| WHAT THE TASK ASKS |
Where does the string "Tube" appear? Copy every line of the entries below that holds it.

| EXCERPTED DATA |
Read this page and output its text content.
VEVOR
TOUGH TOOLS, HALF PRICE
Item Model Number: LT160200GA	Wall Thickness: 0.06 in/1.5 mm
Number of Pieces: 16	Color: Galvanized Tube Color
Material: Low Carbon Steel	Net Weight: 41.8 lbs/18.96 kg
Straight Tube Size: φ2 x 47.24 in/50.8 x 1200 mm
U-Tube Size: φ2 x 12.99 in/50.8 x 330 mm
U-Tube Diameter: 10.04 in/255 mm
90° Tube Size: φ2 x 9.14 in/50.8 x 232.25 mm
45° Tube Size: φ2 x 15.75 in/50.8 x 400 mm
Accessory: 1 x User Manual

---

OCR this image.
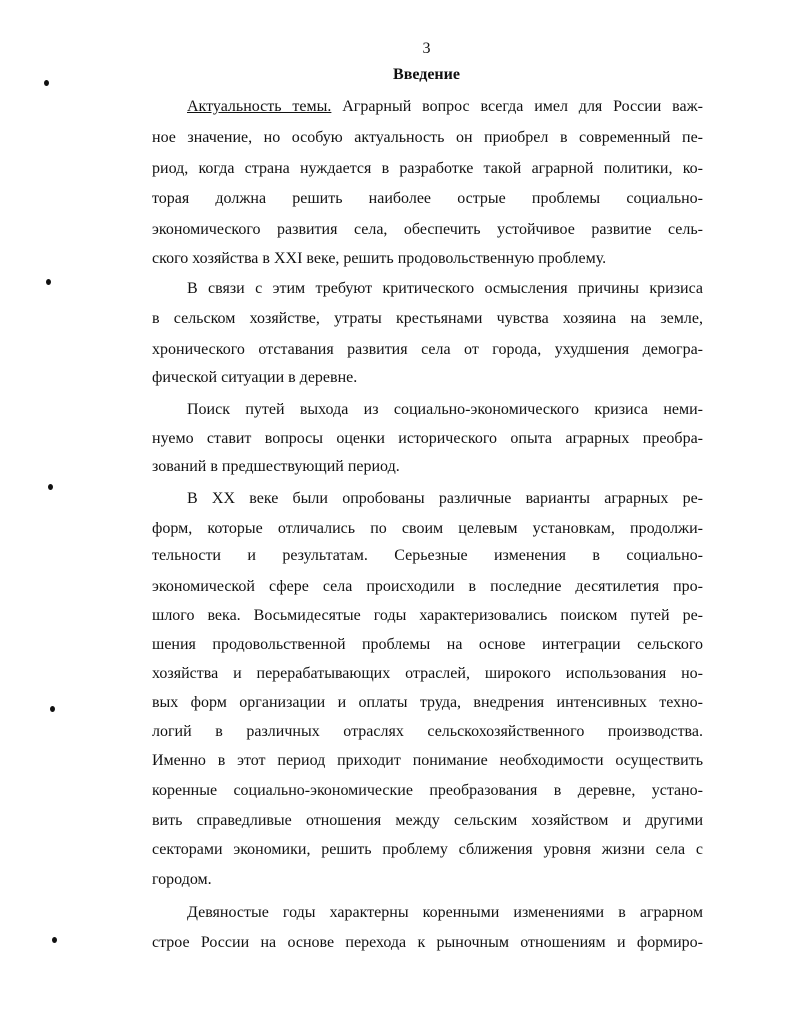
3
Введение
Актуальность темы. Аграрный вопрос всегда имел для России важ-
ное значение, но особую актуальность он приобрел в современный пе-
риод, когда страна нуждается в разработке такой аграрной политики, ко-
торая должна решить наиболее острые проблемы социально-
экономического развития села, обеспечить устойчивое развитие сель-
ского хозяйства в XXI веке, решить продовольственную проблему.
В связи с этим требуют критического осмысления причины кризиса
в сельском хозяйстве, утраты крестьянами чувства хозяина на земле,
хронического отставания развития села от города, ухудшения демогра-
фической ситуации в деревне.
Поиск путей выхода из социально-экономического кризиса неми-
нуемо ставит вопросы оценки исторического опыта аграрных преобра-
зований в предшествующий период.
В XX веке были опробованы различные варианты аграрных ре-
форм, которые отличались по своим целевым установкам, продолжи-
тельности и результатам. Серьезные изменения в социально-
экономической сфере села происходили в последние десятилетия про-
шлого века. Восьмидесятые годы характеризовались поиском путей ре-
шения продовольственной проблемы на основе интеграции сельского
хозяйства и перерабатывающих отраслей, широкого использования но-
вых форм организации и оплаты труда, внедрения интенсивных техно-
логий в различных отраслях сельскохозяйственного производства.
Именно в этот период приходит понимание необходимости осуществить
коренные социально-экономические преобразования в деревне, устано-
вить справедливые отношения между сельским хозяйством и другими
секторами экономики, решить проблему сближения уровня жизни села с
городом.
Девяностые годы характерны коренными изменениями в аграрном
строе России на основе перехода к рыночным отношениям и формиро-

| EXERCISE ANSWER |
Number of Pieces: 16	Color: Galvanized Tube Color
Straight Tube Size: φ2 x 47.24 in/50.8 x 1200 mm
U-Tube Size: φ2 x 12.99 in/50.8 x 330 mm
U-Tube Diameter: 10.04 in/255 mm
90° Tube Size: φ2 x 9.14 in/50.8 x 232.25 mm
45° Tube Size: φ2 x 15.75 in/50.8 x 400 mm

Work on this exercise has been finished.